** TEXT SHOWN **
[Start of Attachment]
Calculating Neutron Flux Using Parallel Programming in C with OpenMP and Monte Carlo Neutron Transport

The Monte Carlo Neutron Transport problem involves simulating the behavior of neutrons as they interact and move through a material or a system. Neutrons are subatomic particles that play a crucial role in nuclear reactions and various applications, such as nuclear energy, nuclear weapons, and medical imaging. In this problem, the objective is to model the movement of neutrons in a specific environment and study their interactions with the materials present. Neutrons can scatter, be absorbed, or undergo fission as they travel through the medium, making their behavior complex and challenging to predict analytically.

Overall, the Monte Carlo Neutron Transport problem allows us to understand and optimize the behavior of neutrons in diverse scenarios, aiding in the design and safety assessment of nuclear systems and technologies.

#include <stdio.h>
#include <stdlib.h>
#include <time.h>
#include <omp.h>

#define NUM_PARTICLES 1000000
#define NUM_THREADS_LIST {1, 2, 4, 8, 16}

// Function to perform neutron transport simulation
double monteCarloNeutronTransport(int num_particles) {
    int i, num_collisions = 0;
    double neutron_flux = 0.0;

    // Set seed for random number generator
    unsigned int seed = (unsigned)time(NULL) + omp_get_thread_num();

    // Monte Carlo simulation loop
    for (i = 0; i < num_particles; i++) {
        double position = 0.0; // Neutron's initial position

        // Particle movement loop
        while (position >= 0.0 && position <= 1.0) {
            double random_num = (double)rand_r(&seed) / RAND_MAX; // Generate a random number between 0 and 1

            // Probability of collision = 0.5
            if (random_num < 0.5) {
                num_collisions++;
                break;
            }

            // Move neutron randomly to the left or right
            if (random_num < 0.75) {
                position -= 0.1; // Move left
            } else {
                position += 0.1; // Move right
            }
        }
    }

    // Calculate neutron flux
    neutron_flux = (double)num_collisions / num_particles;
    return neutron_flux;
}

int main() {
    double neutron_flux_total = 0.0;
    int i;

    // Define an array of thread counts to test
    int num_threads_list[] = NUM_THREADS_LIST;
    int num_threads_list_size = sizeof(num_threads_list) / sizeof(num_threads_list[0]);

    // Perform the simulation with a single thread for serial execution
    omp_set_num_threads(1);
    double start_time_serial = omp_get_wtime();
    double neutron_flux_serial = monteCarloNeutronTransport(NUM_PARTICLES);
    double end_time_serial = omp_get_wtime();
    double execution_time_serial = end_time_serial - start_time_serial;

    printf("Serial Execution Time: %lf seconds\n", execution_time_serial);

    double average_neutron_flux = 0.00;
    // Perform the simulation for different thread counts (excluding the first entry since it corresponds to serial execution)
[End of Attachment]
** EXTRACTED RECORDS **
[Start of Attachment]
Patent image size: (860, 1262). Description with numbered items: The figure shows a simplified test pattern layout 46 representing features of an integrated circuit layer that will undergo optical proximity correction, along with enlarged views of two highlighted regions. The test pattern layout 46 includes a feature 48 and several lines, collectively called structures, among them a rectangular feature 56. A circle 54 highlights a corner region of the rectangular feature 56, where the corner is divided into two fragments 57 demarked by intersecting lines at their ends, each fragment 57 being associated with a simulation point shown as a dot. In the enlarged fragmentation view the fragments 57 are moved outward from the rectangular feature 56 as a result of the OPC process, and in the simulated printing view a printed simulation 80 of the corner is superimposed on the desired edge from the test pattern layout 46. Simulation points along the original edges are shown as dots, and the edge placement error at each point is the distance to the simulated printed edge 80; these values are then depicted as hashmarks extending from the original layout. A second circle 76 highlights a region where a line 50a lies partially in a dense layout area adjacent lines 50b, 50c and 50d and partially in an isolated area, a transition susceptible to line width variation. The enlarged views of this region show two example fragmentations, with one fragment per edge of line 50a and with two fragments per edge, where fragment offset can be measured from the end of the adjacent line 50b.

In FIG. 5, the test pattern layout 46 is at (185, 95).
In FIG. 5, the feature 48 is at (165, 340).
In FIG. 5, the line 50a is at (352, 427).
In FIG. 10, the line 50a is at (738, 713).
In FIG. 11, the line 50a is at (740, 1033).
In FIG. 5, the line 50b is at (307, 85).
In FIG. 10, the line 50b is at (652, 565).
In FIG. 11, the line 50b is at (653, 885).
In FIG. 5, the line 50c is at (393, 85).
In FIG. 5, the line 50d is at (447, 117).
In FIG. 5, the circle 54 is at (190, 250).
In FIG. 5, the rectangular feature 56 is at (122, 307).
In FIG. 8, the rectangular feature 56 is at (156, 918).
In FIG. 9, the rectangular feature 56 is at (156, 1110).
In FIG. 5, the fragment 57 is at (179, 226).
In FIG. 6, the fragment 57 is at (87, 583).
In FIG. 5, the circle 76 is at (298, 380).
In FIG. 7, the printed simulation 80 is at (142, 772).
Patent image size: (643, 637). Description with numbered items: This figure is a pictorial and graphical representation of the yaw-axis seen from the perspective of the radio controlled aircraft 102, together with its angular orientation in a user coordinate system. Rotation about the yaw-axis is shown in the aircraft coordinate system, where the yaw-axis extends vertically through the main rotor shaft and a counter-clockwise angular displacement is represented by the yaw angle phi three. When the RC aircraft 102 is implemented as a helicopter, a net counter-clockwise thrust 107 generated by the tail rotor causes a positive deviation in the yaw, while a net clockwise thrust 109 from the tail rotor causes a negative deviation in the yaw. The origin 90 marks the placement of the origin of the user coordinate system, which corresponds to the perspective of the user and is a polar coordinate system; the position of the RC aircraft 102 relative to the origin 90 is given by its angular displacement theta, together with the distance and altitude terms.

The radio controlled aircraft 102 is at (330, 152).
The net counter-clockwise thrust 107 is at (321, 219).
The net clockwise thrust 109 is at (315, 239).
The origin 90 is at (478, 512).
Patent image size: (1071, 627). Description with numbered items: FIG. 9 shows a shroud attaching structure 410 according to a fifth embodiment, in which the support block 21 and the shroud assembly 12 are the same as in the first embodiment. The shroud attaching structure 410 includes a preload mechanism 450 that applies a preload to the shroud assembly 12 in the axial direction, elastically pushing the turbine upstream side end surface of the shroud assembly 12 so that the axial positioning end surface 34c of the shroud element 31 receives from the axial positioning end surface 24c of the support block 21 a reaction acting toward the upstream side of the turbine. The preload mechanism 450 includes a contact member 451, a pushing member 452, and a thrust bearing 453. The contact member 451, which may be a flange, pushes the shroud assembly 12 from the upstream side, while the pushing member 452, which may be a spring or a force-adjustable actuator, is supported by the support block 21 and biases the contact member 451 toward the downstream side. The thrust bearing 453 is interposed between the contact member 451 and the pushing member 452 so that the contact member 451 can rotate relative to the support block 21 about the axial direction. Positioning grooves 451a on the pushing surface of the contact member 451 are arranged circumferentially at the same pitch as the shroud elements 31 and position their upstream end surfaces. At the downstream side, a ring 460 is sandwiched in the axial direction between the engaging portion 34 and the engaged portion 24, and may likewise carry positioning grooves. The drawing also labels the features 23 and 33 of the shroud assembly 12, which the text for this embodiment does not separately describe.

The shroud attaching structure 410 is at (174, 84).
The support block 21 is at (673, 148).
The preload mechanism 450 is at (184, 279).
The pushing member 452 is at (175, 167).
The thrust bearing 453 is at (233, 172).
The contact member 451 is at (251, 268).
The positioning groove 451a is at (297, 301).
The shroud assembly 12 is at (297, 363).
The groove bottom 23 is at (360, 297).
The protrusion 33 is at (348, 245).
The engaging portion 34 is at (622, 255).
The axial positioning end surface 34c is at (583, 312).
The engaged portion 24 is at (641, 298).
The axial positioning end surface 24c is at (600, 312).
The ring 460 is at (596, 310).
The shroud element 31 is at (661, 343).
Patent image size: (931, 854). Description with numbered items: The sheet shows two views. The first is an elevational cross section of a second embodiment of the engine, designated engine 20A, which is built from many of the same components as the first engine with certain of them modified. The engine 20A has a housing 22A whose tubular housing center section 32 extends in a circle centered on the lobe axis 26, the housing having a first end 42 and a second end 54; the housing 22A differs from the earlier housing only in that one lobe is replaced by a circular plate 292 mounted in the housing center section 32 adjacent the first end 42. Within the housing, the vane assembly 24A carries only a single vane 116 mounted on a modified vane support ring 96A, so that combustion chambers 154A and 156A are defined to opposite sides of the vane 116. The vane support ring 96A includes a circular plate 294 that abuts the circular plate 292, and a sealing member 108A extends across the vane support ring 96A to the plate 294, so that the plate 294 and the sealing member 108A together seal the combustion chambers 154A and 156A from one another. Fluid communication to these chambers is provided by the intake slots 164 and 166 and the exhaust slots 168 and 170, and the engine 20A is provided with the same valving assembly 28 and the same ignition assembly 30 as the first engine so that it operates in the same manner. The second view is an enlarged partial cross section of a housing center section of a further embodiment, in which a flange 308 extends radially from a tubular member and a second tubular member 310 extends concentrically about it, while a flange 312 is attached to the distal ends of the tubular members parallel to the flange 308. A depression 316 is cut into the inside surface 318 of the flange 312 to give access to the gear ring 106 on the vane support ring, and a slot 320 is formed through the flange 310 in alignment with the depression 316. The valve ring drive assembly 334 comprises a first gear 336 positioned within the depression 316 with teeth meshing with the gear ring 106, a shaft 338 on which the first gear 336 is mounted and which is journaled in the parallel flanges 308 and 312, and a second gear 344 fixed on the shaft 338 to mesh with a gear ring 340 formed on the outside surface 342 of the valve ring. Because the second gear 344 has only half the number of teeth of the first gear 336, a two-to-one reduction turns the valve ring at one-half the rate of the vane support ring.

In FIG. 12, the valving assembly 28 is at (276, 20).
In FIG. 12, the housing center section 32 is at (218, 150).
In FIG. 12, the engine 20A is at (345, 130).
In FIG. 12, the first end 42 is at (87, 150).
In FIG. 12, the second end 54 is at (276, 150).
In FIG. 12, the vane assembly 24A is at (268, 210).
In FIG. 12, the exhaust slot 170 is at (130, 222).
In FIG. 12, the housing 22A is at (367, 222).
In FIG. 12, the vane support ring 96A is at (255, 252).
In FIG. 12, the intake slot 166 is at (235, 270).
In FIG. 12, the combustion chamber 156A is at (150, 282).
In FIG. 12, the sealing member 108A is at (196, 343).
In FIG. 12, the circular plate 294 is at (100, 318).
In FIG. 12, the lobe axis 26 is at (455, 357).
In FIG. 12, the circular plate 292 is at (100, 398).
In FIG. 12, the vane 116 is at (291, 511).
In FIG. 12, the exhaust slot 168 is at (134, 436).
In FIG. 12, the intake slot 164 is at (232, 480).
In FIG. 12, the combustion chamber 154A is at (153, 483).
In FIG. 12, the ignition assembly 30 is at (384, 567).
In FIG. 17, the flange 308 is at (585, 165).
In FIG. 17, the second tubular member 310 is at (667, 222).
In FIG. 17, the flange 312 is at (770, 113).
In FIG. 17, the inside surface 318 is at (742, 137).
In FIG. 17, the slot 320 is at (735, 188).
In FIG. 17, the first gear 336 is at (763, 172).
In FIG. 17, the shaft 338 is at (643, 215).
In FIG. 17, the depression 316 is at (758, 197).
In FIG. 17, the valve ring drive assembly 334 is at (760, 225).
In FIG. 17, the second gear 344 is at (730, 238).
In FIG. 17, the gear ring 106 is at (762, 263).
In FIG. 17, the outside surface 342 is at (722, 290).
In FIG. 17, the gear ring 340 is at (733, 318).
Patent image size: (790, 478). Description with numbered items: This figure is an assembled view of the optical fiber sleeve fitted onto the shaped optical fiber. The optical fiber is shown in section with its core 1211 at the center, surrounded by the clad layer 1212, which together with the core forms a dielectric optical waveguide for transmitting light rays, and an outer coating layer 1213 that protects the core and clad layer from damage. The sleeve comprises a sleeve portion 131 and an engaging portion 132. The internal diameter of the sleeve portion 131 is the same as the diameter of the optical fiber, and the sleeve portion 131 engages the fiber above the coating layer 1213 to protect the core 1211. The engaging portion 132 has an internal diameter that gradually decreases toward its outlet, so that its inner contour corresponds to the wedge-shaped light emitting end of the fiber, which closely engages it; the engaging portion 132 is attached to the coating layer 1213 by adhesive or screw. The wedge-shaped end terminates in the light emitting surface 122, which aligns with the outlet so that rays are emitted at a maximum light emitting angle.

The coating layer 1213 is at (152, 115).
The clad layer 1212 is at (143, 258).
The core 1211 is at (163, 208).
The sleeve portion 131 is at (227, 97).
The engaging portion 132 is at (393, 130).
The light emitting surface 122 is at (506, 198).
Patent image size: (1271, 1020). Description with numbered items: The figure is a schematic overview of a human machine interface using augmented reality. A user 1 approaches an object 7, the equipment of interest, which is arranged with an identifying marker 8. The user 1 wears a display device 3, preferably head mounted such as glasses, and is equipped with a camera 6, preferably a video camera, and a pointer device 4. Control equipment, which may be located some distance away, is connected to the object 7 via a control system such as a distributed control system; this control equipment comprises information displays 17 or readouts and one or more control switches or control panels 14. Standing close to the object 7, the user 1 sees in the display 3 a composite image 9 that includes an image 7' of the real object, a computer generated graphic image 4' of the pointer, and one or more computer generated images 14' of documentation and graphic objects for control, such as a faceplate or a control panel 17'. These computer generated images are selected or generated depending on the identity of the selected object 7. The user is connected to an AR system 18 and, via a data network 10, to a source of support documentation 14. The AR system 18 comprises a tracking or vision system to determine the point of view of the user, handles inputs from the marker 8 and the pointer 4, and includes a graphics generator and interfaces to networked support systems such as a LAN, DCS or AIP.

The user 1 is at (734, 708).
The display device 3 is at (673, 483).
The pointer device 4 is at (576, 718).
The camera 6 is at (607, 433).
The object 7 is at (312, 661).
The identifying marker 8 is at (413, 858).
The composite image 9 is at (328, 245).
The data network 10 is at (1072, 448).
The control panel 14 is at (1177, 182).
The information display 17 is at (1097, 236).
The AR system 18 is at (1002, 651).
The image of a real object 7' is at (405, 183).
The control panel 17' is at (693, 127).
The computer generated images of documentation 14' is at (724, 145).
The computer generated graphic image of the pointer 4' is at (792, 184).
[End of Attachment]
** PROBLEM REQUIREMENTS **
Answer the following from the neutron transport text:
(a) What three things can neutrons do as they travel through the medium?
(b) What value is assigned to NUM_PARTICLES?
(c) According to the comment in the particle movement loop, what is the probability of collision?

** SOLUTION TO THIS PROBLEM **
(a) They can scatter, be absorbed, or undergo fission.
(b) 1000000.
(c) 0.5.